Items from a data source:
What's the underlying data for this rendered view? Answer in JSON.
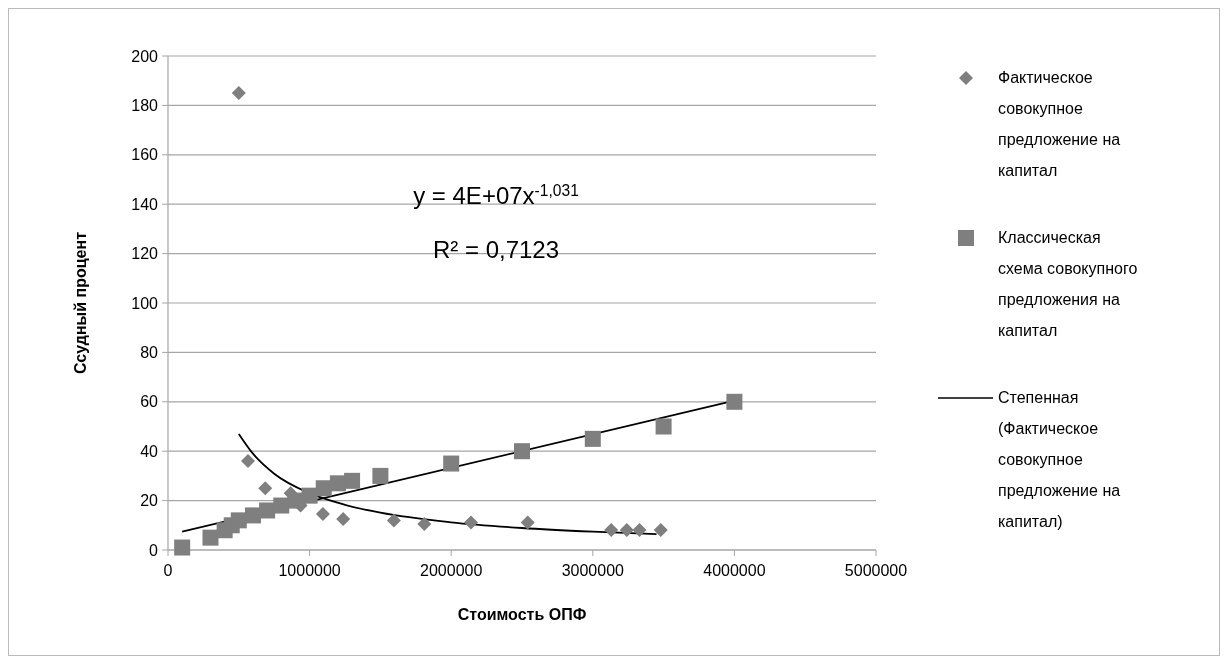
{
  "chart_data": {
    "type": "scatter",
    "xlabel": "Стоимость ОПФ",
    "ylabel": "Ссудный процент",
    "xlim": [
      0,
      5000000
    ],
    "xticks": [
      0,
      1000000,
      2000000,
      3000000,
      4000000,
      5000000
    ],
    "ylim": [
      0,
      200
    ],
    "yticks": [
      0,
      20,
      40,
      60,
      80,
      100,
      120,
      140,
      160,
      180,
      200
    ],
    "grid": "y",
    "legend": "right",
    "annotations": [
      "y = 4E+07x$^{-1,031}$",
      "R² = 0,7123"
    ],
    "series": [
      {
        "name": "Фактическое совокупное предложение на капитал",
        "marker": "diamond",
        "color": "#7f7f7f",
        "x": [
          500000,
          565000,
          687000,
          866000,
          936000,
          1094000,
          1237000,
          1595000,
          1810000,
          2140000,
          2540000,
          3130000,
          3240000,
          3330000,
          3480000
        ],
        "values": [
          185,
          36,
          25,
          23,
          18,
          14.6,
          12.6,
          11.9,
          10.5,
          11.1,
          11.1,
          8.1,
          8.1,
          8.1,
          8.1
        ]
      },
      {
        "name": "Классическая схема совокупного предложения на капитал",
        "marker": "square",
        "color": "#7f7f7f",
        "x": [
          100000,
          300000,
          400000,
          450000,
          500000,
          600000,
          700000,
          800000,
          900000,
          1000000,
          1100000,
          1200000,
          1300000,
          1500000,
          2000000,
          2500000,
          3000000,
          3500000,
          4000000
        ],
        "values": [
          1,
          5,
          8,
          10,
          12,
          14,
          16,
          18,
          20,
          22,
          25,
          27,
          28,
          30,
          35,
          40,
          45,
          50,
          60
        ]
      },
      {
        "type": "line",
        "marker": "none",
        "color": "#000000",
        "x": [
          100000,
          4000000
        ],
        "values": [
          7.4,
          60.5
        ]
      },
      {
        "name": "Степенная (Фактическое совокупное предложение на капитал)",
        "type": "line",
        "marker": "none",
        "color": "#000000",
        "x": [
          500000,
          600000,
          750000,
          1000000,
          1250000,
          1500000,
          2000000,
          2500000,
          3000000,
          3450000
        ],
        "values": [
          47,
          39,
          30.9,
          23,
          18.3,
          15.1,
          11.2,
          8.9,
          7.4,
          6.4
        ]
      }
    ]
  }
}
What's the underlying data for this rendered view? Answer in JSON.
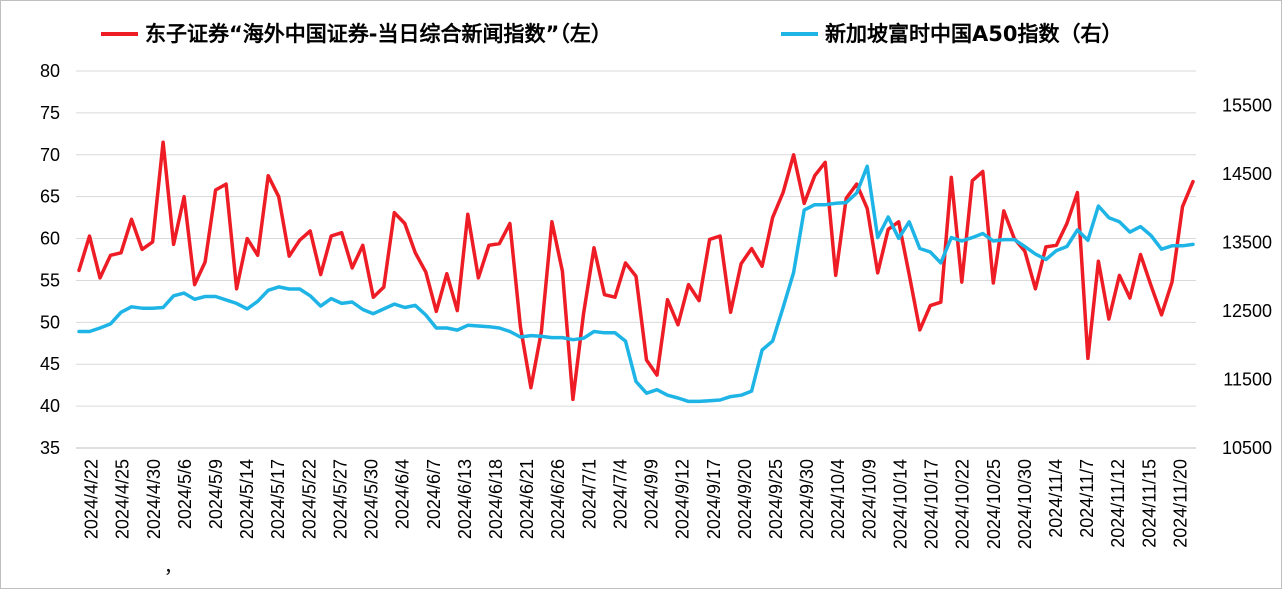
{
  "chart_data": {
    "type": "line",
    "legend": {
      "position": "top",
      "entries": [
        {
          "label": "东子证券“海外中国证券-当日综合新闻指数”（左）",
          "color": "#ee1c25",
          "axis": "left"
        },
        {
          "label": "新加坡富时中国A50指数（右）",
          "color": "#1fb4e6",
          "axis": "right"
        }
      ]
    },
    "y_left": {
      "ylim": [
        35,
        80
      ],
      "ticks": [
        "35",
        "40",
        "45",
        "50",
        "55",
        "60",
        "65",
        "70",
        "75",
        "80"
      ]
    },
    "y_right": {
      "ylim": [
        10500,
        16000
      ],
      "ticks": [
        "10500",
        "11500",
        "12500",
        "13500",
        "14500",
        "15500"
      ]
    },
    "grid": true,
    "x_tick_labels": [
      "2024/4/22",
      "2024/4/25",
      "2024/4/30",
      "2024/5/6",
      "2024/5/9",
      "2024/5/14",
      "2024/5/17",
      "2024/5/22",
      "2024/5/27",
      "2024/5/30",
      "2024/6/4",
      "2024/6/7",
      "2024/6/13",
      "2024/6/18",
      "2024/6/21",
      "2024/6/26",
      "2024/7/1",
      "2024/7/4",
      "2024/9/9",
      "2024/9/12",
      "2024/9/17",
      "2024/9/20",
      "2024/9/25",
      "2024/9/30",
      "2024/10/4",
      "2024/10/9",
      "2024/10/14",
      "2024/10/17",
      "2024/10/22",
      "2024/10/25",
      "2024/10/30",
      "2024/11/4",
      "2024/11/7",
      "2024/11/12",
      "2024/11/15",
      "2024/11/20"
    ],
    "stray_mark": "，",
    "series": [
      {
        "name": "东子证券“海外中国证券-当日综合新闻指数”（左）",
        "axis": "left",
        "color": "#ee1c25",
        "values": [
          56.2,
          60.3,
          55.3,
          58.0,
          58.3,
          62.3,
          58.7,
          59.6,
          71.5,
          59.3,
          65.0,
          54.5,
          57.2,
          65.8,
          66.5,
          54.0,
          60.0,
          58.0,
          67.5,
          65.0,
          57.9,
          59.8,
          60.9,
          55.7,
          60.3,
          60.7,
          56.5,
          59.2,
          53.0,
          54.2,
          63.1,
          61.8,
          58.3,
          56.0,
          51.3,
          55.8,
          51.4,
          62.9,
          55.3,
          59.2,
          59.4,
          61.8,
          49.5,
          42.2,
          48.9,
          62.0,
          56.1,
          40.8,
          51.0,
          58.9,
          53.3,
          53.0,
          57.1,
          55.5,
          45.5,
          43.7,
          52.7,
          49.7,
          54.5,
          52.6,
          59.9,
          60.3,
          51.2,
          57.0,
          58.8,
          56.7,
          62.5,
          65.5,
          70.0,
          64.2,
          67.5,
          69.1,
          55.6,
          64.8,
          66.5,
          63.6,
          55.9,
          61.1,
          62.0,
          55.7,
          49.1,
          52.0,
          52.4,
          67.3,
          54.8,
          66.9,
          68.0,
          54.7,
          63.3,
          60.0,
          58.5,
          54.0,
          59.0,
          59.2,
          61.8,
          65.5,
          45.7,
          57.3,
          50.4,
          55.6,
          52.9,
          58.1,
          54.4,
          50.9,
          54.8,
          63.8,
          66.8
        ]
      },
      {
        "name": "新加坡富时中国A50指数（右）",
        "axis": "right",
        "color": "#1fb4e6",
        "values": [
          12200,
          12200,
          12250,
          12310,
          12480,
          12560,
          12540,
          12540,
          12550,
          12720,
          12760,
          12670,
          12710,
          12710,
          12660,
          12610,
          12530,
          12640,
          12800,
          12850,
          12820,
          12820,
          12720,
          12570,
          12680,
          12610,
          12630,
          12520,
          12460,
          12530,
          12600,
          12550,
          12580,
          12440,
          12250,
          12250,
          12220,
          12290,
          12280,
          12270,
          12250,
          12200,
          12120,
          12140,
          12130,
          12110,
          12110,
          12080,
          12100,
          12200,
          12180,
          12180,
          12060,
          11470,
          11300,
          11350,
          11270,
          11230,
          11180,
          11180,
          11190,
          11200,
          11250,
          11270,
          11330,
          11930,
          12060,
          12550,
          13060,
          13970,
          14050,
          14050,
          14070,
          14080,
          14220,
          14610,
          13570,
          13870,
          13560,
          13800,
          13410,
          13360,
          13200,
          13570,
          13520,
          13570,
          13630,
          13520,
          13540,
          13540,
          13440,
          13330,
          13250,
          13380,
          13440,
          13680,
          13530,
          14030,
          13860,
          13800,
          13650,
          13730,
          13600,
          13400,
          13450,
          13450,
          13470
        ]
      }
    ]
  }
}
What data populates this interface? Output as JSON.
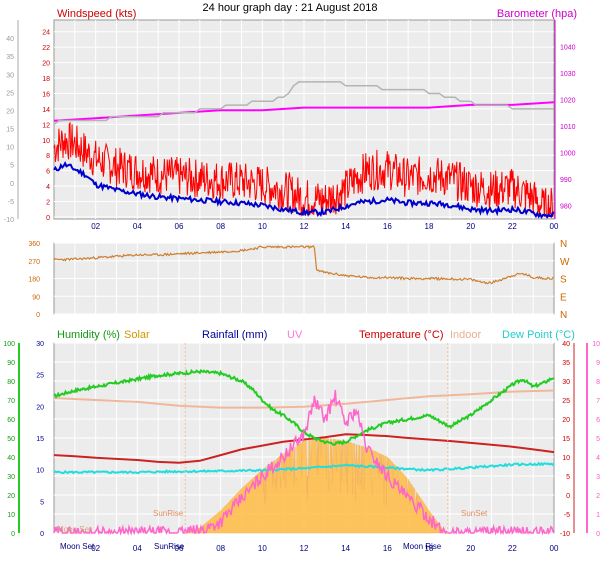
{
  "page": {
    "title": "24 hour graph day : 21 August 2018"
  },
  "colors": {
    "background": "#ffffff",
    "panel": "#ececec",
    "grid": "#ffffff",
    "wind_avg": "#0000cc",
    "wind_gust": "#ff0000",
    "barometer": "#ff00ff",
    "wind_gray": "#b4b4b4",
    "direction": "#cc8033",
    "humidity": "#22cc22",
    "solar": "#ffbb44",
    "uv": "#ff66cc",
    "temperature": "#cc2222",
    "indoor": "#f0b89a",
    "dewpoint": "#22dddd",
    "rain_axis": "#000080",
    "hour_labels": "#000080"
  },
  "chart_data": [
    {
      "id": "wind",
      "type": "line",
      "legend": {
        "left_label": "Windspeed (kts)",
        "right_label": "Barometer (hpa)"
      },
      "x": {
        "unit": "hour",
        "range": [
          0,
          24
        ],
        "tick_labels": [
          "02",
          "04",
          "06",
          "08",
          "10",
          "12",
          "14",
          "16",
          "18",
          "20",
          "22",
          "00"
        ]
      },
      "axes": {
        "outer_left": {
          "range": [
            -10,
            45
          ],
          "ticks": [
            -10,
            -5,
            0,
            5,
            10,
            15,
            20,
            25,
            30,
            35,
            40
          ]
        },
        "inner_left": {
          "range": [
            0,
            25
          ],
          "ticks": [
            0,
            2,
            4,
            6,
            8,
            10,
            12,
            14,
            16,
            18,
            20,
            22,
            24
          ]
        },
        "right": {
          "range": [
            975,
            1050
          ],
          "ticks": [
            980,
            990,
            1000,
            1010,
            1020,
            1030,
            1040
          ]
        }
      },
      "series": [
        {
          "name": "Barometer (hpa)",
          "axis": "right",
          "x": [
            0,
            2,
            4,
            6,
            8,
            10,
            12,
            14,
            16,
            18,
            20,
            22,
            24
          ],
          "values": [
            1012,
            1013,
            1014,
            1015,
            1016,
            1016,
            1017,
            1017,
            1017,
            1017,
            1018,
            1018,
            1019
          ]
        },
        {
          "axis": "inner_left",
          "x": [
            0,
            1,
            2,
            3,
            4,
            5,
            6,
            7,
            8,
            9,
            10,
            11,
            11.5,
            12,
            13,
            14,
            15,
            16,
            17,
            18,
            18.5,
            19,
            20,
            20.5,
            21,
            22,
            23,
            24
          ],
          "values": [
            12.2,
            12.4,
            12.6,
            12.8,
            13.0,
            13.2,
            13.4,
            13.8,
            14.2,
            14.6,
            15.0,
            15.4,
            17.0,
            17.6,
            17.5,
            17.2,
            17.0,
            16.6,
            16.6,
            16.2,
            15.8,
            15.4,
            14.8,
            14.6,
            14.4,
            14.2,
            14.2,
            14.0
          ]
        },
        {
          "name": "Windspeed (kts)",
          "axis": "inner_left",
          "x": [
            0,
            0.5,
            1,
            1.5,
            2,
            3,
            4,
            5,
            6,
            7,
            8,
            9,
            10,
            11,
            12,
            13,
            14,
            14.5,
            15,
            16,
            17,
            18,
            19,
            20,
            21,
            22,
            23,
            23.5,
            24
          ],
          "values": [
            9,
            10,
            9.5,
            8.5,
            7.5,
            6.5,
            6.0,
            5.5,
            5.2,
            5.0,
            4.8,
            4.6,
            4.2,
            3.5,
            2.5,
            2.2,
            3.6,
            5.0,
            6.0,
            6.2,
            5.0,
            5.5,
            5.0,
            4.0,
            3.5,
            3.8,
            2.5,
            1.2,
            1.5
          ]
        },
        {
          "axis": "inner_left",
          "x": [
            0,
            0.5,
            1,
            1.5,
            2,
            3,
            4,
            5,
            6,
            7,
            8,
            9,
            10,
            11,
            12,
            13,
            14,
            14.5,
            15,
            16,
            17,
            18,
            19,
            20,
            21,
            22,
            23,
            23.5,
            24
          ],
          "values": [
            6.0,
            6.8,
            6.2,
            5.5,
            4.2,
            3.5,
            3.0,
            2.6,
            2.4,
            2.2,
            2.0,
            1.8,
            1.5,
            1.0,
            0.6,
            0.6,
            1.4,
            1.8,
            2.0,
            2.2,
            1.8,
            1.8,
            1.6,
            1.0,
            0.8,
            1.0,
            0.5,
            0.2,
            0.3
          ]
        }
      ]
    },
    {
      "id": "direction",
      "type": "line",
      "x": {
        "unit": "hour",
        "range": [
          0,
          24
        ]
      },
      "axes": {
        "left": {
          "range": [
            0,
            360
          ],
          "ticks": [
            0,
            90,
            180,
            270,
            360
          ]
        },
        "right_labels": [
          "N",
          "W",
          "S",
          "E",
          "N"
        ]
      },
      "series": [
        {
          "axis": "left",
          "x": [
            0,
            1,
            2,
            3,
            4,
            5,
            6,
            7,
            8,
            9,
            9.5,
            10,
            11,
            12,
            12.5,
            12.6,
            13,
            14,
            15,
            16,
            17,
            18,
            19,
            20,
            20.5,
            21,
            22,
            22.5,
            23,
            24
          ],
          "values": [
            275,
            278,
            285,
            292,
            300,
            300,
            305,
            310,
            315,
            322,
            330,
            340,
            340,
            340,
            340,
            225,
            210,
            195,
            185,
            185,
            180,
            180,
            178,
            175,
            162,
            158,
            195,
            205,
            185,
            180
          ]
        }
      ]
    },
    {
      "id": "environment",
      "type": "line",
      "legend": {
        "humidity": "Humidity (%)",
        "solar": "Solar",
        "rainfall": "Rainfall (mm)",
        "uv": "UV",
        "temperature": "Temperature (°C)",
        "indoor": "Indoor",
        "dewpoint": "Dew Point (°C)"
      },
      "x": {
        "unit": "hour",
        "range": [
          0,
          24
        ],
        "tick_labels": [
          "02",
          "04",
          "06",
          "08",
          "10",
          "12",
          "14",
          "16",
          "18",
          "20",
          "22",
          "00"
        ]
      },
      "annotations": [
        "Moon Set",
        "SunRise",
        "SunRise",
        "Moon Rise",
        "SunSet"
      ],
      "axes": {
        "humidity": {
          "range": [
            0,
            100
          ],
          "ticks": [
            0,
            10,
            20,
            30,
            40,
            50,
            60,
            70,
            80,
            90,
            100
          ]
        },
        "rainfall": {
          "range": [
            0,
            30
          ],
          "ticks": [
            0,
            5,
            10,
            15,
            20,
            25,
            30
          ]
        },
        "temperature": {
          "range": [
            -10,
            40
          ],
          "ticks": [
            -10,
            -5,
            0,
            5,
            10,
            15,
            20,
            25,
            30,
            35,
            40
          ]
        },
        "uv": {
          "range": [
            0,
            10
          ],
          "ticks": [
            0,
            1,
            2,
            3,
            4,
            5,
            6,
            7,
            8,
            9,
            10
          ]
        }
      },
      "series": [
        {
          "name": "Humidity (%)",
          "axis": "humidity",
          "x": [
            0,
            1,
            2,
            3,
            4,
            5,
            6,
            7,
            8,
            9,
            9.5,
            10,
            10.5,
            11,
            11.5,
            12,
            12.5,
            13,
            13.5,
            14,
            15,
            16,
            17,
            18,
            18.5,
            19,
            20,
            21,
            22,
            22.5,
            23,
            23.5,
            24
          ],
          "values": [
            72,
            75,
            77,
            79,
            81,
            83,
            84,
            85,
            84,
            80,
            76,
            70,
            65,
            62,
            58,
            53,
            50,
            48,
            47,
            48,
            54,
            58,
            60,
            62,
            59,
            56,
            62,
            70,
            78,
            81,
            77,
            79,
            82
          ]
        },
        {
          "name": "Temperature (°C)",
          "axis": "temperature",
          "x": [
            0,
            1,
            2,
            3,
            4,
            5,
            6,
            7,
            8,
            9,
            10,
            11,
            12,
            13,
            14,
            15,
            16,
            17,
            18,
            19,
            20,
            21,
            22,
            23,
            24
          ],
          "values": [
            10.5,
            10.2,
            9.8,
            9.5,
            9.2,
            8.7,
            8.5,
            9.0,
            10.5,
            12.0,
            13.0,
            14.0,
            14.6,
            15.2,
            16.0,
            15.8,
            15.5,
            15.0,
            14.6,
            14.2,
            13.7,
            13.2,
            12.7,
            12.0,
            11.3
          ]
        },
        {
          "name": "Indoor",
          "axis": "temperature",
          "x": [
            0,
            2,
            4,
            6,
            8,
            10,
            12,
            14,
            16,
            18,
            20,
            22,
            24
          ],
          "values": [
            25.5,
            25.0,
            24.5,
            23.5,
            23.0,
            23.0,
            23.2,
            24.0,
            25.0,
            26.0,
            26.5,
            27.2,
            27.5
          ]
        },
        {
          "name": "Dew Point (°C)",
          "axis": "temperature",
          "x": [
            0,
            2,
            4,
            6,
            8,
            10,
            12,
            14,
            16,
            18,
            20,
            22,
            24
          ],
          "values": [
            6.0,
            6.0,
            6.0,
            6.2,
            6.3,
            6.5,
            7.0,
            7.8,
            7.2,
            6.5,
            7.2,
            8.0,
            8.2
          ]
        },
        {
          "name": "UV",
          "axis": "uv",
          "x": [
            0,
            6,
            7,
            8,
            9,
            10,
            11,
            12,
            12.5,
            13,
            13.5,
            14,
            14.5,
            15,
            16,
            17,
            18,
            18.5,
            19,
            24
          ],
          "values": [
            0,
            0,
            0.1,
            0.6,
            1.8,
            3.0,
            4.0,
            5.2,
            7.0,
            6.0,
            7.2,
            5.8,
            6.5,
            4.5,
            3.0,
            1.8,
            0.8,
            0.2,
            0,
            0
          ]
        },
        {
          "name": "Solar",
          "axis": "rainfall",
          "x": [
            0,
            6.3,
            7,
            8,
            9,
            10,
            11,
            12,
            13,
            14,
            15,
            16,
            17,
            18,
            18.8,
            24
          ],
          "values": [
            0,
            0,
            0.8,
            3.5,
            7.0,
            10.0,
            12.5,
            14.5,
            15.0,
            14.5,
            13.5,
            12.0,
            8.5,
            3.5,
            0,
            0
          ]
        }
      ]
    }
  ]
}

### Given exercise
Copy each line of the listing that contains the string "当日综合新闻指数".

### Correct answer
          "label": "东子证券“海外中国证券-当日综合新闻指数”（左）",
        "name": "东子证券“海外中国证券-当日综合新闻指数”（左）",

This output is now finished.